▶ [DATA PROVIDED]:
----
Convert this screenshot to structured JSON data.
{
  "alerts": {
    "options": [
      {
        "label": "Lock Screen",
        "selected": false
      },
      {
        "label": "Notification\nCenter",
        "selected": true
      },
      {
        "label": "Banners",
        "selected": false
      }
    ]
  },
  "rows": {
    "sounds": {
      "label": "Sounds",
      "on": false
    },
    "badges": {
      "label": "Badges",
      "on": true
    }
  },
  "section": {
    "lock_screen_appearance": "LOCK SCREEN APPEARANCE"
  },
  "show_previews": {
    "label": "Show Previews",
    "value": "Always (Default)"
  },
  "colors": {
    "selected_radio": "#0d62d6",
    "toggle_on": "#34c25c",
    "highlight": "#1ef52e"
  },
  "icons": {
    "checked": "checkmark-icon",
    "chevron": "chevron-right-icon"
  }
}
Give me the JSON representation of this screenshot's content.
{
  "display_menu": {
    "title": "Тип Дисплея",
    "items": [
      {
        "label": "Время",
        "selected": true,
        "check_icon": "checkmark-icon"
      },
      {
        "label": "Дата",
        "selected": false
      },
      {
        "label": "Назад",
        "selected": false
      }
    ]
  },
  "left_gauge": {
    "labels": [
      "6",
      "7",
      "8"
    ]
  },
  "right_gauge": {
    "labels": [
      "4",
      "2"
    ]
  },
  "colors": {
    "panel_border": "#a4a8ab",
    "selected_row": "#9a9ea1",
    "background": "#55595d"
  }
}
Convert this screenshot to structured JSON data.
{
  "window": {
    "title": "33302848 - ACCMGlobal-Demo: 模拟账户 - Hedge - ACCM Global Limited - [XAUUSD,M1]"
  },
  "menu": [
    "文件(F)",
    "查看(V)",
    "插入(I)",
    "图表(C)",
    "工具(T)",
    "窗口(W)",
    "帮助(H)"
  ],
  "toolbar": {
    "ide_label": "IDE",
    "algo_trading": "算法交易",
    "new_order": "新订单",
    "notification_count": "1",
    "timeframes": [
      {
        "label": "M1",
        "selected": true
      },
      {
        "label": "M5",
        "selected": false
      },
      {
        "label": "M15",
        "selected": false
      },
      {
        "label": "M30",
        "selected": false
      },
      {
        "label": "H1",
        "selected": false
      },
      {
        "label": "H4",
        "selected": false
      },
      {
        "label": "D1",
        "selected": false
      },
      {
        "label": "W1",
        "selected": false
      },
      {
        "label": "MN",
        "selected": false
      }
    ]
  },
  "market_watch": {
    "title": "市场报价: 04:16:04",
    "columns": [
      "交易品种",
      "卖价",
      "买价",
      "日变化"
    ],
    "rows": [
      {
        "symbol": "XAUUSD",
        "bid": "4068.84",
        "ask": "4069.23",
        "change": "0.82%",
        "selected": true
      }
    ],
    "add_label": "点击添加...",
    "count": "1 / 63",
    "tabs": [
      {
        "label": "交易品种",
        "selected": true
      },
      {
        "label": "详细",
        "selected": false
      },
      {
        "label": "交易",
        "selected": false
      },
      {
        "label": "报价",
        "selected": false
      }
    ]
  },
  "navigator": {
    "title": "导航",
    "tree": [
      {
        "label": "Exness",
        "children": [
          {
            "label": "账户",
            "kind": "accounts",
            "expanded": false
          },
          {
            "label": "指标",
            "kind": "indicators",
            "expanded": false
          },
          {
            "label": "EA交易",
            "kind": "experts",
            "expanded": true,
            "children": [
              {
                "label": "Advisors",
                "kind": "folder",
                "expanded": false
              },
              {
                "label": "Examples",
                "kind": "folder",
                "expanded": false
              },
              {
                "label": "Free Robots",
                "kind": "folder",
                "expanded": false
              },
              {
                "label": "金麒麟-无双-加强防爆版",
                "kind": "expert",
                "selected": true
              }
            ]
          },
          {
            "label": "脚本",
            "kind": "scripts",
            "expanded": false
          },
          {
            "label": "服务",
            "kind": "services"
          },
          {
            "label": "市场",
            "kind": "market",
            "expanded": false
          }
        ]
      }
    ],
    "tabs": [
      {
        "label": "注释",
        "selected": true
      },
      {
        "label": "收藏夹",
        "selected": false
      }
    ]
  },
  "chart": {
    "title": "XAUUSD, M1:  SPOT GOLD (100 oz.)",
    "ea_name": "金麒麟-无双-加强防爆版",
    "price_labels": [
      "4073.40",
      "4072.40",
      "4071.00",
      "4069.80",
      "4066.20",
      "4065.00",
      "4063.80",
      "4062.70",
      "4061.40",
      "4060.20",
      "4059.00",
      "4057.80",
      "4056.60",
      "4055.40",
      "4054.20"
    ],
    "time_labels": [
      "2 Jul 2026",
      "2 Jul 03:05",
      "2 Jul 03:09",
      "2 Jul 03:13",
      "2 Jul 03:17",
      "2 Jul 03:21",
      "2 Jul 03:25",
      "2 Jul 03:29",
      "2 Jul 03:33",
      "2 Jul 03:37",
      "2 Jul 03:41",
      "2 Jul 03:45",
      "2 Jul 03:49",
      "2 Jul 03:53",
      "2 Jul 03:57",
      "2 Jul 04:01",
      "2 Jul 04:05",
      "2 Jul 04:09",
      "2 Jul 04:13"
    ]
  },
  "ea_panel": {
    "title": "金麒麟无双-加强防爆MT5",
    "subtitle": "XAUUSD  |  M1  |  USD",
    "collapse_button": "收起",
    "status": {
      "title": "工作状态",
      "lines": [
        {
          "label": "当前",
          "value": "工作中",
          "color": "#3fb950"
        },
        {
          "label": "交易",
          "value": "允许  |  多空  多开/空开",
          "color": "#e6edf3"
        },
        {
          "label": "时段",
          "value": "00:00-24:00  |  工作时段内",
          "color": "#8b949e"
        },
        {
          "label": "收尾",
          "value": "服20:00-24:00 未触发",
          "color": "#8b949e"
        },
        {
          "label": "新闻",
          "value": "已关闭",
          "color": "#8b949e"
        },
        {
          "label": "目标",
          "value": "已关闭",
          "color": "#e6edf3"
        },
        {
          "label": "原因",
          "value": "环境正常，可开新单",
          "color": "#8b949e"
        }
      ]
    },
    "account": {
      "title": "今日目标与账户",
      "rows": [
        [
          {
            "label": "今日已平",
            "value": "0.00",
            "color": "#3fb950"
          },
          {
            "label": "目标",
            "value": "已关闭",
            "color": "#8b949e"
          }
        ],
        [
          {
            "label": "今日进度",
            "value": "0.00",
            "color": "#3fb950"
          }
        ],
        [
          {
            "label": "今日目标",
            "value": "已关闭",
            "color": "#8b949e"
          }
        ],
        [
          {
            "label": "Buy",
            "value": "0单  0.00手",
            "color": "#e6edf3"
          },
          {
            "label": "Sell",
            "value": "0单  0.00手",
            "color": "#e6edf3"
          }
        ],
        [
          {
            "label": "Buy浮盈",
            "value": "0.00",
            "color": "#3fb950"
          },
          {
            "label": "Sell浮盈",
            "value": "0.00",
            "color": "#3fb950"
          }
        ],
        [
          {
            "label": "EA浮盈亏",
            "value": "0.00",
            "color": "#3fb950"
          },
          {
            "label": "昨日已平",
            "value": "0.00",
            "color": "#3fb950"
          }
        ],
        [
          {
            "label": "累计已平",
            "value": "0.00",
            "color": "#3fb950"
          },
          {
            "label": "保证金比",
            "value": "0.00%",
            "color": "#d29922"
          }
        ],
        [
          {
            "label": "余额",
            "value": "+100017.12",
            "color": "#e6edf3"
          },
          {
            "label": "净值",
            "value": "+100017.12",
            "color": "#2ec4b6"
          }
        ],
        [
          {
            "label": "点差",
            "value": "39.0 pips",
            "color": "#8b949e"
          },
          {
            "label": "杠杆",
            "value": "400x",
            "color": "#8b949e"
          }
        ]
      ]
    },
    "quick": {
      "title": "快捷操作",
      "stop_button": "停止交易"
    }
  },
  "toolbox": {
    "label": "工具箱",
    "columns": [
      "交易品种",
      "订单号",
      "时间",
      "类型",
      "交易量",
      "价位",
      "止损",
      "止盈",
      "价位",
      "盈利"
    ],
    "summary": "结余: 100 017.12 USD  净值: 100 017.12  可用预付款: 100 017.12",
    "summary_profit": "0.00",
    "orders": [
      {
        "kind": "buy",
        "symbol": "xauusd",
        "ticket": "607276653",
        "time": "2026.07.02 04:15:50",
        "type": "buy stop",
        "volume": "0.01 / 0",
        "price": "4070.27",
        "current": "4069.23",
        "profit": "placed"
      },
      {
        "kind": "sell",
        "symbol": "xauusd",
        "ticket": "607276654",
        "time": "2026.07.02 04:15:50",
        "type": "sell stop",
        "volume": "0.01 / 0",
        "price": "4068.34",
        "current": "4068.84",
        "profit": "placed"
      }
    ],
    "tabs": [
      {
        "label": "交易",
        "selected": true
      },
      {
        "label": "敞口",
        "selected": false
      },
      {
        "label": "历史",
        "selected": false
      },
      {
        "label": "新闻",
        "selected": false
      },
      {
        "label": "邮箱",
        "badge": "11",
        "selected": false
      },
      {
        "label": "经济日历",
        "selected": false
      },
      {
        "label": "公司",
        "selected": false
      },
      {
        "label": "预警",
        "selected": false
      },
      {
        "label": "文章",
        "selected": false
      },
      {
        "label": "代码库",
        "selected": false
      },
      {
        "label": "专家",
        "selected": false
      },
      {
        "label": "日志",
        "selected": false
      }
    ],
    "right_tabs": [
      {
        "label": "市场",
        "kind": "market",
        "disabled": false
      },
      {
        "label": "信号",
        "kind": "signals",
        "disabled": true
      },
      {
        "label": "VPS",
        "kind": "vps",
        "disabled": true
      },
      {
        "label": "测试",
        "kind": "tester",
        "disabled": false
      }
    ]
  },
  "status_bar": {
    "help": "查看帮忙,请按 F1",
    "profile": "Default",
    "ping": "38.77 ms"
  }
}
----
Look through the lines above and collect those with the word "Default".

▶ [SOLUTION TO THIS PROBLEM]:
    "value": "Always (Default)"
    "profile": "Default",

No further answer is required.